● GOAL
Scan the records and identify every line in which the string "JSON" occurs, then return those lines.

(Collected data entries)
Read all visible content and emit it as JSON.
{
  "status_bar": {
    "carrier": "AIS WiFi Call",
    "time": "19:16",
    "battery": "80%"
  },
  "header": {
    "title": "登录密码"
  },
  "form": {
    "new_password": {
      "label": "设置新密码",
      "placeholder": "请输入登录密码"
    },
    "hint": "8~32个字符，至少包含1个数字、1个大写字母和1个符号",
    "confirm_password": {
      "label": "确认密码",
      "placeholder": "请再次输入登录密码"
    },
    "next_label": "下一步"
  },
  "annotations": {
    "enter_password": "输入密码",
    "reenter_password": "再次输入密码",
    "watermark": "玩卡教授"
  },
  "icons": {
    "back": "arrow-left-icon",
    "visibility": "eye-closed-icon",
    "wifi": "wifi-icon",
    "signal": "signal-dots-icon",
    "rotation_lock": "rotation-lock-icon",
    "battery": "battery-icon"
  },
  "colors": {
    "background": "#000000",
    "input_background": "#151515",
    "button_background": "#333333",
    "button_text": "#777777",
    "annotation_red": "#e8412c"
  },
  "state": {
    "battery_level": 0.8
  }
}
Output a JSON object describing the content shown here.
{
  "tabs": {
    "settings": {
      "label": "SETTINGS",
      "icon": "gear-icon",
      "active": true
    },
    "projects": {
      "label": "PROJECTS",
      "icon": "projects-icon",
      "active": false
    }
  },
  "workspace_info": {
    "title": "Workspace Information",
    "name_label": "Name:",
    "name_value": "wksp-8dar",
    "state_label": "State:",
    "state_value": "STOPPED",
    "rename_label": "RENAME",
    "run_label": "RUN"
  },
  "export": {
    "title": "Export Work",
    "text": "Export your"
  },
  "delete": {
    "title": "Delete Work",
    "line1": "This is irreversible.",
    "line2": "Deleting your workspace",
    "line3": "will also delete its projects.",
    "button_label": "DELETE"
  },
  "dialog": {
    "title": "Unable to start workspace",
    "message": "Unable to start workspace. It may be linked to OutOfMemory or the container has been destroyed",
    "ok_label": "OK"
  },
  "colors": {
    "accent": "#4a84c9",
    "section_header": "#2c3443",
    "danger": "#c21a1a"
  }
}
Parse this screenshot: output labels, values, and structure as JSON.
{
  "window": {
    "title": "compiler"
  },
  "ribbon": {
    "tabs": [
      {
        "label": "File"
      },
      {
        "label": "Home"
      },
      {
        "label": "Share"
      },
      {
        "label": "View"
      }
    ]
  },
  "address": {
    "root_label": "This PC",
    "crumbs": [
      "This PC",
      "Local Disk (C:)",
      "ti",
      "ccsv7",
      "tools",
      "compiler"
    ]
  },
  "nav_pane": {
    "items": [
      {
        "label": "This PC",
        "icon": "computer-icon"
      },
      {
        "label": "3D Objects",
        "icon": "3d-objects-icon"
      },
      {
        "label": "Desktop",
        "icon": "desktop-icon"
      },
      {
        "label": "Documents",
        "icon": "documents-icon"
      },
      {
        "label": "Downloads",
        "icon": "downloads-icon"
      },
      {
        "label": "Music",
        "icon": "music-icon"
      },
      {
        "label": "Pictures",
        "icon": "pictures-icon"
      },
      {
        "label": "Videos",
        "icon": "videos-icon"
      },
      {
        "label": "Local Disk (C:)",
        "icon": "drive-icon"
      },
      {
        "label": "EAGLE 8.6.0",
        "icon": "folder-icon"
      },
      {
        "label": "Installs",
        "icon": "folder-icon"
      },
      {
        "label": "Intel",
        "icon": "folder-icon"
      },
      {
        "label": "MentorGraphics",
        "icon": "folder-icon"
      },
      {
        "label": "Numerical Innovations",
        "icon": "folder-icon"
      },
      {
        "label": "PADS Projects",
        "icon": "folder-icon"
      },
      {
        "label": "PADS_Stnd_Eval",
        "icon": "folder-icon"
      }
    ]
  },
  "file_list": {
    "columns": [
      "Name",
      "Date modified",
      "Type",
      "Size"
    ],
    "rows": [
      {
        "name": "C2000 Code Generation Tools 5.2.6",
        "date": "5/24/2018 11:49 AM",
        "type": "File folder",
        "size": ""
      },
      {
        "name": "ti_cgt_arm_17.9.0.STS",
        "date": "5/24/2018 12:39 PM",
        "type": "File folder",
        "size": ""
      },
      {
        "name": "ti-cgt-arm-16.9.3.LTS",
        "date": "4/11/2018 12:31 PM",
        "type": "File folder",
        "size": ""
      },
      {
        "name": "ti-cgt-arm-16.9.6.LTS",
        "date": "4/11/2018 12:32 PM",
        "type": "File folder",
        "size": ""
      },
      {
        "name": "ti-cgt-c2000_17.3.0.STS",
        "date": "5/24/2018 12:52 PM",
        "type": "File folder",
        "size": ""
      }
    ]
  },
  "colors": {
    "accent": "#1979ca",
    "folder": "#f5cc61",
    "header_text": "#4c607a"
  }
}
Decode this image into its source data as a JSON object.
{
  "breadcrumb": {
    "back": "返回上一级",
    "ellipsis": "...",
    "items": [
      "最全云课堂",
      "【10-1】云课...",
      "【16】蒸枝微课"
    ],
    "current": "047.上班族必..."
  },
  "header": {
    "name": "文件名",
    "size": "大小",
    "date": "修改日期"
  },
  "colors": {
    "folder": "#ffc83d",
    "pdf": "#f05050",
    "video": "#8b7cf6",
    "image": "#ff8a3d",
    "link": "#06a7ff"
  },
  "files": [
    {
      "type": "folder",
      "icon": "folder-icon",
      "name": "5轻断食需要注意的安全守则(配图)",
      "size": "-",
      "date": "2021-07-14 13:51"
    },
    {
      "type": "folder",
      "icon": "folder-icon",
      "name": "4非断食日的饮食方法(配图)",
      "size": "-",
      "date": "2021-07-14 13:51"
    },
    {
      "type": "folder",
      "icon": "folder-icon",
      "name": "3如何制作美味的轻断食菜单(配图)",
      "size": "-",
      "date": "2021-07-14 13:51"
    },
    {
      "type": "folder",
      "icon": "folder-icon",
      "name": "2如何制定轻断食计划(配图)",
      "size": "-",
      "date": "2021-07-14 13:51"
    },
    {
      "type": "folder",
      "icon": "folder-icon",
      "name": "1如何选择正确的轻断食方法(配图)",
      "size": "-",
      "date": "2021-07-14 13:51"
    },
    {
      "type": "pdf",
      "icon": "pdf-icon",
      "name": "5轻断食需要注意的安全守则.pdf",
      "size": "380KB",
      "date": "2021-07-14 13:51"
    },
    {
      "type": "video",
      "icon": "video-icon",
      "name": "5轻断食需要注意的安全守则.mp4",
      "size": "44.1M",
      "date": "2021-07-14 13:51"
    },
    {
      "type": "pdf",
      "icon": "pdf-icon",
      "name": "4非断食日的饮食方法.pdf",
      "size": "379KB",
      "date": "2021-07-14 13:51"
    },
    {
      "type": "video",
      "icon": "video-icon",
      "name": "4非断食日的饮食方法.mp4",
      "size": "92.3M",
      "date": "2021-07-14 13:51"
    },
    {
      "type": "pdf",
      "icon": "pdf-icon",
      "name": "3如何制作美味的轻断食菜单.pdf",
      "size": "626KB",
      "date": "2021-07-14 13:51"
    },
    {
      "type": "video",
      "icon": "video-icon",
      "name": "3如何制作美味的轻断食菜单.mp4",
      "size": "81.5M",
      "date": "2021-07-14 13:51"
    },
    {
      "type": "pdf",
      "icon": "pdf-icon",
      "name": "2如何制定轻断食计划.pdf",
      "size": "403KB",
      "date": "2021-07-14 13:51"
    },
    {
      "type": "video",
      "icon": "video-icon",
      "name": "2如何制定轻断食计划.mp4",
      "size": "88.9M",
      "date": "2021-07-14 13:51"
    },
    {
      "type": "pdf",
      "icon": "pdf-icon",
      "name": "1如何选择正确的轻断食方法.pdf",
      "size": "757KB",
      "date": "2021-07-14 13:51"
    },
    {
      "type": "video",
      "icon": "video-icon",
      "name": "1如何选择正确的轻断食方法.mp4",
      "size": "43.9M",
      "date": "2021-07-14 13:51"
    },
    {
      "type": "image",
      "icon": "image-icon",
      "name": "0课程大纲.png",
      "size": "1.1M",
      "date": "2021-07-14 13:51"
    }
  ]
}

● THE COMPLETED TASK
Read all visible content and emit it as JSON.
Output a JSON object describing the content shown here.
Parse this screenshot: output labels, values, and structure as JSON.
Decode this image into its source data as a JSON object.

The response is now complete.